Using the listing below, extract each line that has the word "Click" in it.

######

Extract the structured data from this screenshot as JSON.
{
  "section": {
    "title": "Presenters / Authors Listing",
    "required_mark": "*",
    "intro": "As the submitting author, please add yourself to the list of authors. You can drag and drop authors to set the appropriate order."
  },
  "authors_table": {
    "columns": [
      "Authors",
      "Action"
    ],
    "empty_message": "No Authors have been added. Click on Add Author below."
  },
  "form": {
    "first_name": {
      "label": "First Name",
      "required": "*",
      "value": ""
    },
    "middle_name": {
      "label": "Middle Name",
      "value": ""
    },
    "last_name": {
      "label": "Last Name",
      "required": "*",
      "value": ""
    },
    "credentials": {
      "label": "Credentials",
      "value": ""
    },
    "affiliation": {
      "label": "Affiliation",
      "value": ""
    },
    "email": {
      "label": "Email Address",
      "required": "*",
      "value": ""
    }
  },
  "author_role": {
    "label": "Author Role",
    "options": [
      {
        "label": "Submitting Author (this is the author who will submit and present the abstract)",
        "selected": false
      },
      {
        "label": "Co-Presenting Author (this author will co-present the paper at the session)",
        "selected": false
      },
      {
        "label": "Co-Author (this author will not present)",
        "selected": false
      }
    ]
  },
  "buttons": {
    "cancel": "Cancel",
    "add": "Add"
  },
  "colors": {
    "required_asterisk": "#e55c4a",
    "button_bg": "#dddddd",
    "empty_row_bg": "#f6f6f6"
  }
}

######

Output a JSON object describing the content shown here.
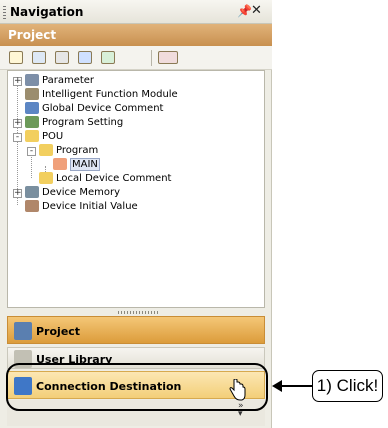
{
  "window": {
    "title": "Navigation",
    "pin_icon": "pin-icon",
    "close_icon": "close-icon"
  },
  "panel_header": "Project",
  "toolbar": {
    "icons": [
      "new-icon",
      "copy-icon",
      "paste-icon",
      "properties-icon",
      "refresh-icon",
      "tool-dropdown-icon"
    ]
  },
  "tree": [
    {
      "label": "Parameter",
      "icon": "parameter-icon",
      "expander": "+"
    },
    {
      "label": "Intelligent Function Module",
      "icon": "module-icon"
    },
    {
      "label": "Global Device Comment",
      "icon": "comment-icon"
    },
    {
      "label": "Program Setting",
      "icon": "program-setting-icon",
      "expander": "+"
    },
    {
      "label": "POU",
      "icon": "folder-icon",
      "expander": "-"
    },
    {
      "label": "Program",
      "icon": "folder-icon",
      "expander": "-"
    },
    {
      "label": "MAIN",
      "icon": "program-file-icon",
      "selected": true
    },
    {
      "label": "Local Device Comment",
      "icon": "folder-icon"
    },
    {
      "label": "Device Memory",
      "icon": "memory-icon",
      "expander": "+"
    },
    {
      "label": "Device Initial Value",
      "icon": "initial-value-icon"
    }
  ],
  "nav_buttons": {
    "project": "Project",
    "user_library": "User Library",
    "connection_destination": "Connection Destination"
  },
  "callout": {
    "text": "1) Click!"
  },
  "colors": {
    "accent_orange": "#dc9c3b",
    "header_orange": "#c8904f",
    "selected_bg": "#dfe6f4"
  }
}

######

- Full output -
    "empty_message": "No Authors have been added. Click on Add Author below."
    "text": "1) Click!"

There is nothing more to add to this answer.